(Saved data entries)

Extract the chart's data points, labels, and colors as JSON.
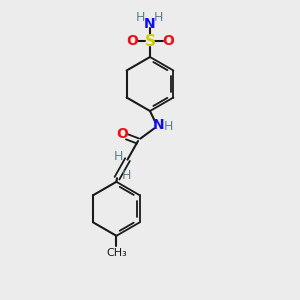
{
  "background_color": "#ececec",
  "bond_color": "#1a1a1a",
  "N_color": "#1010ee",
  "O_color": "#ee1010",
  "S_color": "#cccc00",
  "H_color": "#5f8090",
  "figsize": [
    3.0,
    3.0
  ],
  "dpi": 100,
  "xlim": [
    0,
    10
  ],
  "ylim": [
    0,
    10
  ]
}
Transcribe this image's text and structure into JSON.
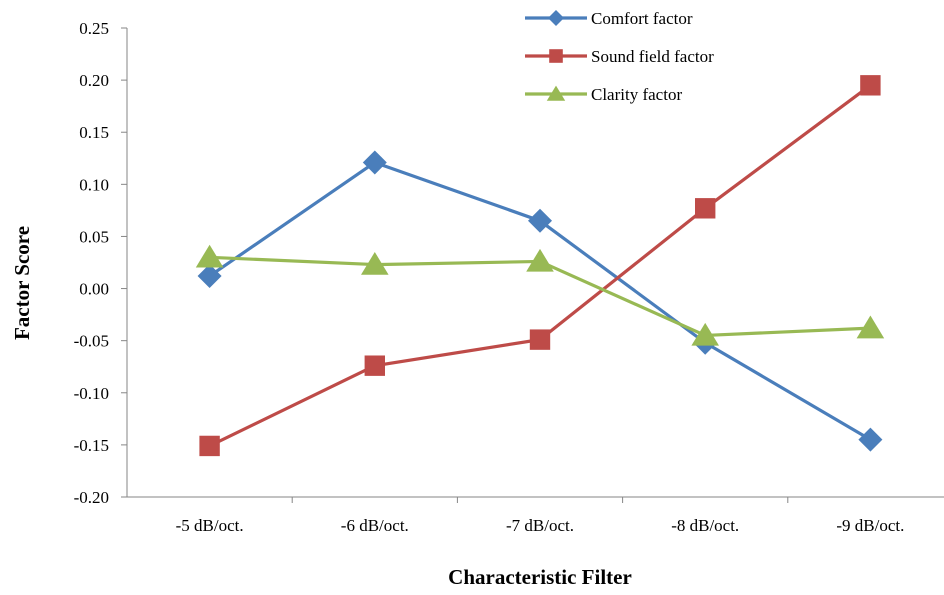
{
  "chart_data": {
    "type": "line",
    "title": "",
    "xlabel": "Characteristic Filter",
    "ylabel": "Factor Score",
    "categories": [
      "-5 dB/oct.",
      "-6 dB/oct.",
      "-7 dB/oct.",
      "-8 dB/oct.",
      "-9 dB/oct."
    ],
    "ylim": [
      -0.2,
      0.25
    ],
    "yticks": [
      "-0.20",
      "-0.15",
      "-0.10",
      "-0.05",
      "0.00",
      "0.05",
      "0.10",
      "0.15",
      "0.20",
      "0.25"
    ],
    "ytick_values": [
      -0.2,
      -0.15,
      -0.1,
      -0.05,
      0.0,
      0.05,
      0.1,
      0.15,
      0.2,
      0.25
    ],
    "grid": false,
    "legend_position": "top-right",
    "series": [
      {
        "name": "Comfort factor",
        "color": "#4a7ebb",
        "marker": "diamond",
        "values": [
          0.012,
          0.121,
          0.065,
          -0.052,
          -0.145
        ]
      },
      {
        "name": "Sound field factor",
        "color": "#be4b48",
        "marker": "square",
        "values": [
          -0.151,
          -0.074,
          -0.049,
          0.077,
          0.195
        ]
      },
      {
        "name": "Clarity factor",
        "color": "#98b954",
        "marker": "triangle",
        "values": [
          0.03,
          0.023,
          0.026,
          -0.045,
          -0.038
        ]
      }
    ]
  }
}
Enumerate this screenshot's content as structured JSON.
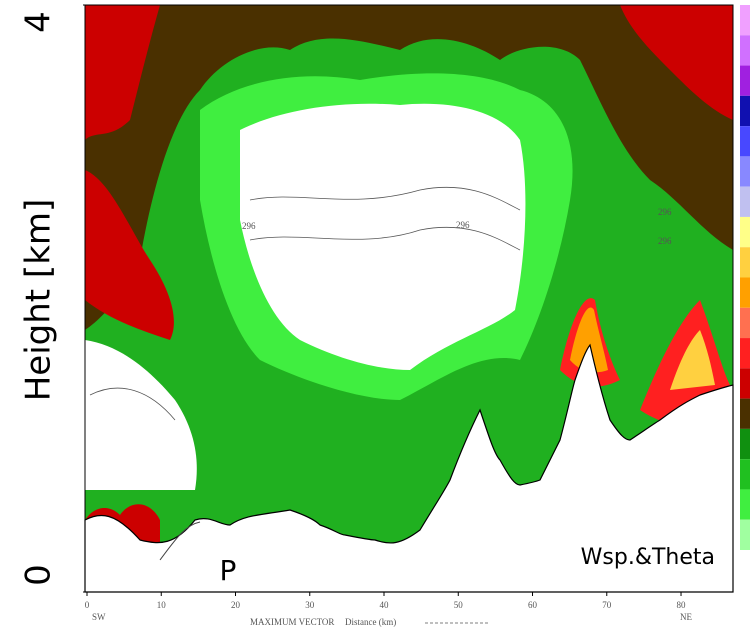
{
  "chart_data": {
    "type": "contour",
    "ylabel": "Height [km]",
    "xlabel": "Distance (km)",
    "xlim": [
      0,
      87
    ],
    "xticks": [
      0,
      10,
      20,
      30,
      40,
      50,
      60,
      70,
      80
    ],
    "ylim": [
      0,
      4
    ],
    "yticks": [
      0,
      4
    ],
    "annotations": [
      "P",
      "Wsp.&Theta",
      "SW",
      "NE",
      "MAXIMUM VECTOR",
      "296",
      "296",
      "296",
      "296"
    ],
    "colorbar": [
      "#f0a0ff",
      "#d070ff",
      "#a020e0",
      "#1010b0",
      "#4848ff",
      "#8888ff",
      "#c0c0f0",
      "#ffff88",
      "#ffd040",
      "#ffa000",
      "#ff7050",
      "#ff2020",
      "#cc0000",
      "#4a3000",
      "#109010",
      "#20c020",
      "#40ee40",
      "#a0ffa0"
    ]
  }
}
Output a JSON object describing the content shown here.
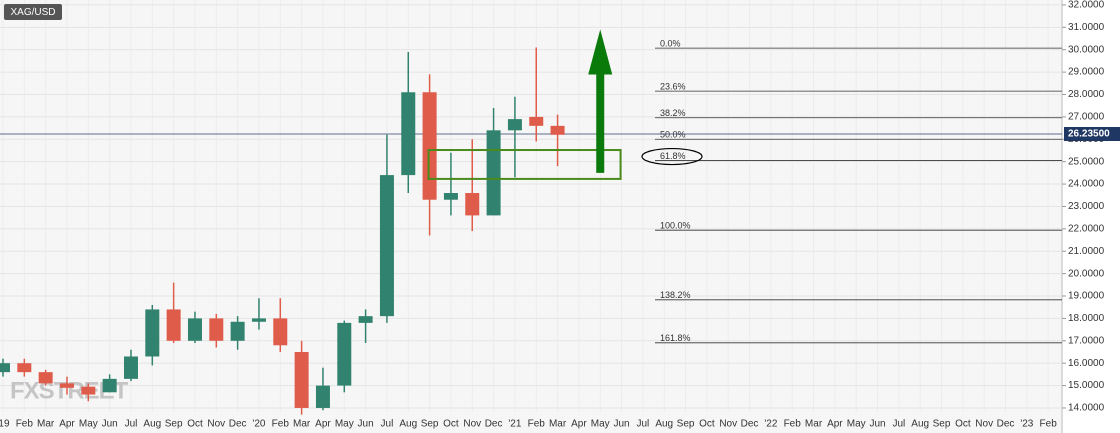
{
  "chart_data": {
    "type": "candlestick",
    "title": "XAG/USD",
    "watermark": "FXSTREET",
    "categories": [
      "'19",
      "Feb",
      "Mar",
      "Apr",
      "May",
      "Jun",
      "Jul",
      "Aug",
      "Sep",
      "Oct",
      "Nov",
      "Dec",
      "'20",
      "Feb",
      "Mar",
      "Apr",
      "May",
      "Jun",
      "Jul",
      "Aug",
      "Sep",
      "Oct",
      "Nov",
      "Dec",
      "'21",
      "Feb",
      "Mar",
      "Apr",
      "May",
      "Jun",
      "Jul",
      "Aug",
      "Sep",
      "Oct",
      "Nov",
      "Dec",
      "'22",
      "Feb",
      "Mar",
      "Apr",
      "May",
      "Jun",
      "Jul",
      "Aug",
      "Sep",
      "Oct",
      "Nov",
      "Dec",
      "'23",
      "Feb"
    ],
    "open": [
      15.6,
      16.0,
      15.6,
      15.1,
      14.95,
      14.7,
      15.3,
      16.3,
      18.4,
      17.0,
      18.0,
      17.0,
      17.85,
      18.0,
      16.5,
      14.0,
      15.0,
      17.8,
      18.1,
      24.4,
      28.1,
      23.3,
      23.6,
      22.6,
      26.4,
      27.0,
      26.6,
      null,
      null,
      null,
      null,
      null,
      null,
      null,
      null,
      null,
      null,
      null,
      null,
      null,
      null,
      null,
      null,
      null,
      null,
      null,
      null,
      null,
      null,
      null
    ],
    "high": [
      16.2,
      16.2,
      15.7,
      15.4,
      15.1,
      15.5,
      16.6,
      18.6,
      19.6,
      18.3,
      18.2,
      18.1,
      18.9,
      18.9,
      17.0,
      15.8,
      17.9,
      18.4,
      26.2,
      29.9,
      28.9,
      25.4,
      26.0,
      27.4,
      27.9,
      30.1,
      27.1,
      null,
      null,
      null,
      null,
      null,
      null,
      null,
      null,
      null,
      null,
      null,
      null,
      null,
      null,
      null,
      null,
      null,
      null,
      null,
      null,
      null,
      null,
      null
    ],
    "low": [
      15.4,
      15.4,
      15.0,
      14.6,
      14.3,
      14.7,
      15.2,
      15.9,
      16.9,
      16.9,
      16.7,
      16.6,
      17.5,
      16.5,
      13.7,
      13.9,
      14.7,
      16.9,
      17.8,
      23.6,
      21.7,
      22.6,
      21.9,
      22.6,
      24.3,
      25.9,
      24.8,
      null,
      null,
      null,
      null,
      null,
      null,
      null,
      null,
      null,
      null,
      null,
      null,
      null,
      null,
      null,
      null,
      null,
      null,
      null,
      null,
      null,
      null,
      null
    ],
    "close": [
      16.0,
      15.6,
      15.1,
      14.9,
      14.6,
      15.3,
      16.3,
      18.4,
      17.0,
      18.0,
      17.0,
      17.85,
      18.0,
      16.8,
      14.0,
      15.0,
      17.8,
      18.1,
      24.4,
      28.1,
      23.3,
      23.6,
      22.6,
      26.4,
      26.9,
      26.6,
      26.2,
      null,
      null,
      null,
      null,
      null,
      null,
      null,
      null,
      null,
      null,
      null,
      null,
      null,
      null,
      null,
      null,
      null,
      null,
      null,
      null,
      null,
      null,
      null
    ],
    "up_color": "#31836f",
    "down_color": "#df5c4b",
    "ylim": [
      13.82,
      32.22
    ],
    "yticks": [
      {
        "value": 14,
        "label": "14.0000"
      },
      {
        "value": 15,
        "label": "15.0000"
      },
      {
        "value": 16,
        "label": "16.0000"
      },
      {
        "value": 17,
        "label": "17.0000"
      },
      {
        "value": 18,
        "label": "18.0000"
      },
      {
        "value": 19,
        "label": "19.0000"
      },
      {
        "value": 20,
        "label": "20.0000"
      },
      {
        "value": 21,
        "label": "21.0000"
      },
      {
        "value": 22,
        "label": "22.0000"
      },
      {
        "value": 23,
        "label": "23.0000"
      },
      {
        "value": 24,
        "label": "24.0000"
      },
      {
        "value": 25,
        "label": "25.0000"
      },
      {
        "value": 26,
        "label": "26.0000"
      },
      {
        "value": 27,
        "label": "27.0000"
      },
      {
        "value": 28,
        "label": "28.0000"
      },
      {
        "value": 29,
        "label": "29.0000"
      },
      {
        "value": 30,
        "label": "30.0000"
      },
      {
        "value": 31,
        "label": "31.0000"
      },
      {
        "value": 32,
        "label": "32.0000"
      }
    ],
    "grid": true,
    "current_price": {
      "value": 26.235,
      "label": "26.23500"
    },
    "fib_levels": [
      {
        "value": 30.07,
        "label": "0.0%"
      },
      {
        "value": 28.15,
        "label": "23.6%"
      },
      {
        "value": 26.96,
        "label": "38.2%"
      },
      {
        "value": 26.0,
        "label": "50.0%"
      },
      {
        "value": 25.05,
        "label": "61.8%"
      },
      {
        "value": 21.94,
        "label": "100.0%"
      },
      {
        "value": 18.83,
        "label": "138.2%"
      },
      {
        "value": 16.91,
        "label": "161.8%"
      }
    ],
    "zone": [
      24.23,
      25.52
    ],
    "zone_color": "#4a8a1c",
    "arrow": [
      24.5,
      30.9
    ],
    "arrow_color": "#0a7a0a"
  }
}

* * *

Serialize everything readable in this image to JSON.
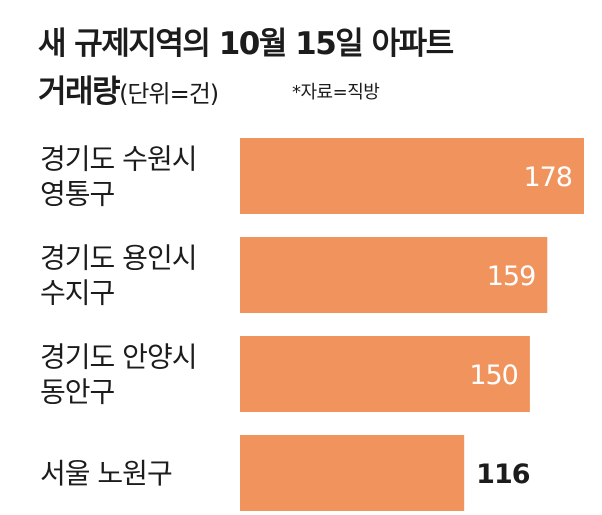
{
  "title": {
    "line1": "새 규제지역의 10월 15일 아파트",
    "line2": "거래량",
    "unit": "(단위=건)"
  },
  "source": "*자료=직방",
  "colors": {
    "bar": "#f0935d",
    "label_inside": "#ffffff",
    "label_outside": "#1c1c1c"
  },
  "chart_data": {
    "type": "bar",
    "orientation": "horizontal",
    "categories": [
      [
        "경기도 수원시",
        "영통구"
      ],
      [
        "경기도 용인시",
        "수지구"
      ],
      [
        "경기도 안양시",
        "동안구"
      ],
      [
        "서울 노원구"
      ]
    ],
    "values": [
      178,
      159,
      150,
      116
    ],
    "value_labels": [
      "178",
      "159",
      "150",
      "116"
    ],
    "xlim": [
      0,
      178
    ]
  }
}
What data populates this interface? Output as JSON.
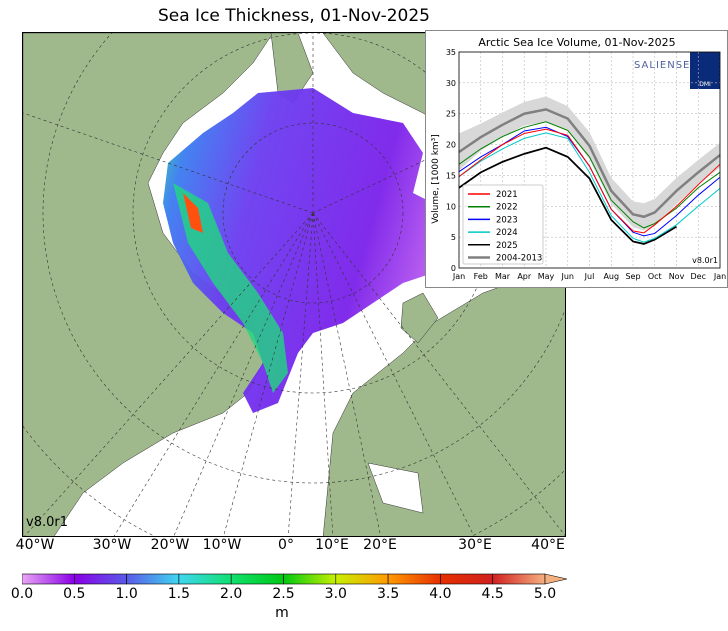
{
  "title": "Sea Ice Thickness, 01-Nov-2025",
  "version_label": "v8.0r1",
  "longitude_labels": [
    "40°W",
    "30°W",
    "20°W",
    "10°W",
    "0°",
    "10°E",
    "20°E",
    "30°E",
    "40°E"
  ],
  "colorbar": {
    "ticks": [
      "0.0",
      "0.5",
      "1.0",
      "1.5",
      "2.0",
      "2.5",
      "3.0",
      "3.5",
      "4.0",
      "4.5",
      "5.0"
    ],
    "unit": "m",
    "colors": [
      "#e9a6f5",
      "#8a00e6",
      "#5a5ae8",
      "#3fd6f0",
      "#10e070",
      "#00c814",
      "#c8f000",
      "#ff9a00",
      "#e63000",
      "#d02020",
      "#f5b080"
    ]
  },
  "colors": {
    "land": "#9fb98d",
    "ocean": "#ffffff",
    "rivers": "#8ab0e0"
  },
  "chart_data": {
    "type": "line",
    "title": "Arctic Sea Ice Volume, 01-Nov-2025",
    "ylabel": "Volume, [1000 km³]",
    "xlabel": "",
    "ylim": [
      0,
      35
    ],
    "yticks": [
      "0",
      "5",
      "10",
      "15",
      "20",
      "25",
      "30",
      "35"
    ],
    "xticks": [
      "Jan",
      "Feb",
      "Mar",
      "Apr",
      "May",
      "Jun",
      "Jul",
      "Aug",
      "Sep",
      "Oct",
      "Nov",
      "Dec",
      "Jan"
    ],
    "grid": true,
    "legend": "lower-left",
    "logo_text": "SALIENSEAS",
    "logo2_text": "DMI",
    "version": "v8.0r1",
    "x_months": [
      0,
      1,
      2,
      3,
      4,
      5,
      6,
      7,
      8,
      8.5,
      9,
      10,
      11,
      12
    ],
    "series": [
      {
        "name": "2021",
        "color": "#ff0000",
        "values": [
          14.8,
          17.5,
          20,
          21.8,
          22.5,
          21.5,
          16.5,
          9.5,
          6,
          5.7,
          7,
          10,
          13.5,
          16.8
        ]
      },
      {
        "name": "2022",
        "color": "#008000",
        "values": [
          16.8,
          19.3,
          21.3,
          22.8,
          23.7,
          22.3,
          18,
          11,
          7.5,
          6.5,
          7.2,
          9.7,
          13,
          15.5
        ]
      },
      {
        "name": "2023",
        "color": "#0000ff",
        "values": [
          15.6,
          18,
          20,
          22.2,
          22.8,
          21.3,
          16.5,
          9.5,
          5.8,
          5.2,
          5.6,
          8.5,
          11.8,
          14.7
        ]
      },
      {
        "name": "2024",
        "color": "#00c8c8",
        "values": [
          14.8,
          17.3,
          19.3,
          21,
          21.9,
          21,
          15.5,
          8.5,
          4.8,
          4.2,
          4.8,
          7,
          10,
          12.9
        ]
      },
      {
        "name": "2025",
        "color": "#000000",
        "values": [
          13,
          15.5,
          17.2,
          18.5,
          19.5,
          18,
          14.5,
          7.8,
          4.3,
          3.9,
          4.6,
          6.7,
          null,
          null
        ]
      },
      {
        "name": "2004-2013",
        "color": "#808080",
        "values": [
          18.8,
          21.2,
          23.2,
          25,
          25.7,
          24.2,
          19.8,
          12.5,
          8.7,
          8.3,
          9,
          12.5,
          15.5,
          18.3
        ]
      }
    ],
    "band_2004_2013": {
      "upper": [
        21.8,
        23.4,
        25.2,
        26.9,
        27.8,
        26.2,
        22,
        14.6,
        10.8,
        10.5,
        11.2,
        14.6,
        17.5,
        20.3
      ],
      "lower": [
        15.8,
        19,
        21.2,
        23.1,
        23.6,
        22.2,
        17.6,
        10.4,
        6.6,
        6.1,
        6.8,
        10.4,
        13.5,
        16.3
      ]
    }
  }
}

Work to do —
List all lines where "Volume" occurs.

Expected answer —
    "title": "Arctic Sea Ice Volume, 01-Nov-2025",
    "ylabel": "Volume, [1000 km³]",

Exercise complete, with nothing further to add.